### [Stated task]
Exactly reproduce the lines that follow.

### [Material for the task]
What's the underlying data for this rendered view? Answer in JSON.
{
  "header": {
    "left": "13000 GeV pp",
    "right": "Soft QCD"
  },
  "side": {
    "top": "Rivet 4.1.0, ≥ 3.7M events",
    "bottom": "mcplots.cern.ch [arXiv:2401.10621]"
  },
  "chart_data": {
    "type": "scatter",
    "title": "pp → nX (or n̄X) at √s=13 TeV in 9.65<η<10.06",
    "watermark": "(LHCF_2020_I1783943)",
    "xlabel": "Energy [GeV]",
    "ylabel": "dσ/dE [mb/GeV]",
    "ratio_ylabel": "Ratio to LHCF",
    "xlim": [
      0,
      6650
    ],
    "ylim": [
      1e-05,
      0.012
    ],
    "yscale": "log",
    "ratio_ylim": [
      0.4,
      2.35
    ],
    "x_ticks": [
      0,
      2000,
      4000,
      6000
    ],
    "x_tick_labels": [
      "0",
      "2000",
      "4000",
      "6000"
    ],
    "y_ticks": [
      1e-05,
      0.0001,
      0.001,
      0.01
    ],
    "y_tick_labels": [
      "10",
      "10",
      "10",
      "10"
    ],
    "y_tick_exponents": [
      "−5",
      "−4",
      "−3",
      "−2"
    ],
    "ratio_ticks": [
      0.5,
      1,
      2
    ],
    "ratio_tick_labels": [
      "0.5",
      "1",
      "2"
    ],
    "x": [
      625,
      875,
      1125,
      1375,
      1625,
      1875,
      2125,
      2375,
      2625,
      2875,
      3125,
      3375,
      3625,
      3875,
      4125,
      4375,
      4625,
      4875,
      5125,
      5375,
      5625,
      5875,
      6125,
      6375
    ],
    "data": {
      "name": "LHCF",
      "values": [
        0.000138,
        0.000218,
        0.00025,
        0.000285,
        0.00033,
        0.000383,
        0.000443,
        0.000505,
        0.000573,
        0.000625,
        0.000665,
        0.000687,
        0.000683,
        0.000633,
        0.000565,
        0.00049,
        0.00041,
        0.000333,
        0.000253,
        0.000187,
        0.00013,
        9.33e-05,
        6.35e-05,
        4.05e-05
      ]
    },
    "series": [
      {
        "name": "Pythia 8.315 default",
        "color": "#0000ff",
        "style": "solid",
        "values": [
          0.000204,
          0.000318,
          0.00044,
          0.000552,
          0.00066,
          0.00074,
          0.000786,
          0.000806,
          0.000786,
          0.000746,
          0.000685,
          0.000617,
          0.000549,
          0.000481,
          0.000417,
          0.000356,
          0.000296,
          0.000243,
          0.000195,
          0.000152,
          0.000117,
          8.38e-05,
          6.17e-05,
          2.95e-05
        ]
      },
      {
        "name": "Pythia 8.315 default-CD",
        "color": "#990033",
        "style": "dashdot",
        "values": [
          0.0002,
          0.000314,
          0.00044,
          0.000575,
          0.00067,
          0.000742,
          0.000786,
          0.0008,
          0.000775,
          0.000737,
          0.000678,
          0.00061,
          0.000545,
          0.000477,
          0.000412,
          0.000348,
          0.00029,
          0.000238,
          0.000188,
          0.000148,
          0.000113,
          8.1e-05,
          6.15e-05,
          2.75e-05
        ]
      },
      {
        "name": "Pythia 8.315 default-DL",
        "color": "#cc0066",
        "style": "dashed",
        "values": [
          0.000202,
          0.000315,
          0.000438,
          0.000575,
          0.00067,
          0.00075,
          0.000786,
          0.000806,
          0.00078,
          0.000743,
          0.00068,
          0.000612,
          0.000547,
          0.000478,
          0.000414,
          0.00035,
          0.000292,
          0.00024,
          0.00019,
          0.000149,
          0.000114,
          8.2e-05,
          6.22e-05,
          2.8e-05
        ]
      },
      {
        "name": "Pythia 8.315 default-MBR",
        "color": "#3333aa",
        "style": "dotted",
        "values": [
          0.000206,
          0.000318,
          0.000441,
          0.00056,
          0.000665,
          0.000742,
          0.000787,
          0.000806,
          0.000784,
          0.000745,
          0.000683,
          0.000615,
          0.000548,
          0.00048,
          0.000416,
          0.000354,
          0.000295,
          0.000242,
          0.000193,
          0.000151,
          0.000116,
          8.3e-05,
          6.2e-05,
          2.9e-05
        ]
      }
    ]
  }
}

### [Response]
What's the underlying data for this rendered view? Answer in JSON.
{
  "header": {
    "left": "13000 GeV pp",
    "right": "Soft QCD"
  },
  "side": {
    "top": "Rivet 4.1.0, ≥ 3.7M events",
    "bottom": "mcplots.cern.ch [arXiv:2401.10621]"
  },
  "chart_data": {
    "type": "scatter",
    "title": "pp → nX (or n̄X) at √s=13 TeV in 9.65<η<10.06",
    "watermark": "(LHCF_2020_I1783943)",
    "xlabel": "Energy [GeV]",
    "ylabel": "dσ/dE [mb/GeV]",
    "ratio_ylabel": "Ratio to LHCF",
    "xlim": [
      0,
      6650
    ],
    "ylim": [
      1e-05,
      0.012
    ],
    "yscale": "log",
    "ratio_ylim": [
      0.4,
      2.35
    ],
    "x_ticks": [
      0,
      2000,
      4000,
      6000
    ],
    "x_tick_labels": [
      "0",
      "2000",
      "4000",
      "6000"
    ],
    "y_ticks": [
      1e-05,
      0.0001,
      0.001,
      0.01
    ],
    "y_tick_labels": [
      "10",
      "10",
      "10",
      "10"
    ],
    "y_tick_exponents": [
      "−5",
      "−4",
      "−3",
      "−2"
    ],
    "ratio_ticks": [
      0.5,
      1,
      2
    ],
    "ratio_tick_labels": [
      "0.5",
      "1",
      "2"
    ],
    "x": [
      625,
      875,
      1125,
      1375,
      1625,
      1875,
      2125,
      2375,
      2625,
      2875,
      3125,
      3375,
      3625,
      3875,
      4125,
      4375,
      4625,
      4875,
      5125,
      5375,
      5625,
      5875,
      6125,
      6375
    ],
    "data": {
      "name": "LHCF",
      "values": [
        0.000138,
        0.000218,
        0.00025,
        0.000285,
        0.00033,
        0.000383,
        0.000443,
        0.000505,
        0.000573,
        0.000625,
        0.000665,
        0.000687,
        0.000683,
        0.000633,
        0.000565,
        0.00049,
        0.00041,
        0.000333,
        0.000253,
        0.000187,
        0.00013,
        9.33e-05,
        6.35e-05,
        4.05e-05
      ]
    },
    "series": [
      {
        "name": "Pythia 8.315 default",
        "color": "#0000ff",
        "style": "solid",
        "values": [
          0.000204,
          0.000318,
          0.00044,
          0.000552,
          0.00066,
          0.00074,
          0.000786,
          0.000806,
          0.000786,
          0.000746,
          0.000685,
          0.000617,
          0.000549,
          0.000481,
          0.000417,
          0.000356,
          0.000296,
          0.000243,
          0.000195,
          0.000152,
          0.000117,
          8.38e-05,
          6.17e-05,
          2.95e-05
        ]
      },
      {
        "name": "Pythia 8.315 default-CD",
        "color": "#990033",
        "style": "dashdot",
        "values": [
          0.0002,
          0.000314,
          0.00044,
          0.000575,
          0.00067,
          0.000742,
          0.000786,
          0.0008,
          0.000775,
          0.000737,
          0.000678,
          0.00061,
          0.000545,
          0.000477,
          0.000412,
          0.000348,
          0.00029,
          0.000238,
          0.000188,
          0.000148,
          0.000113,
          8.1e-05,
          6.15e-05,
          2.75e-05
        ]
      },
      {
        "name": "Pythia 8.315 default-DL",
        "color": "#cc0066",
        "style": "dashed",
        "values": [
          0.000202,
          0.000315,
          0.000438,
          0.000575,
          0.00067,
          0.00075,
          0.000786,
          0.000806,
          0.00078,
          0.000743,
          0.00068,
          0.000612,
          0.000547,
          0.000478,
          0.000414,
          0.00035,
          0.000292,
          0.00024,
          0.00019,
          0.000149,
          0.000114,
          8.2e-05,
          6.22e-05,
          2.8e-05
        ]
      },
      {
        "name": "Pythia 8.315 default-MBR",
        "color": "#3333aa",
        "style": "dotted",
        "values": [
          0.000206,
          0.000318,
          0.000441,
          0.00056,
          0.000665,
          0.000742,
          0.000787,
          0.000806,
          0.000784,
          0.000745,
          0.000683,
          0.000615,
          0.000548,
          0.00048,
          0.000416,
          0.000354,
          0.000295,
          0.000242,
          0.000193,
          0.000151,
          0.000116,
          8.3e-05,
          6.2e-05,
          2.9e-05
        ]
      }
    ]
  }
}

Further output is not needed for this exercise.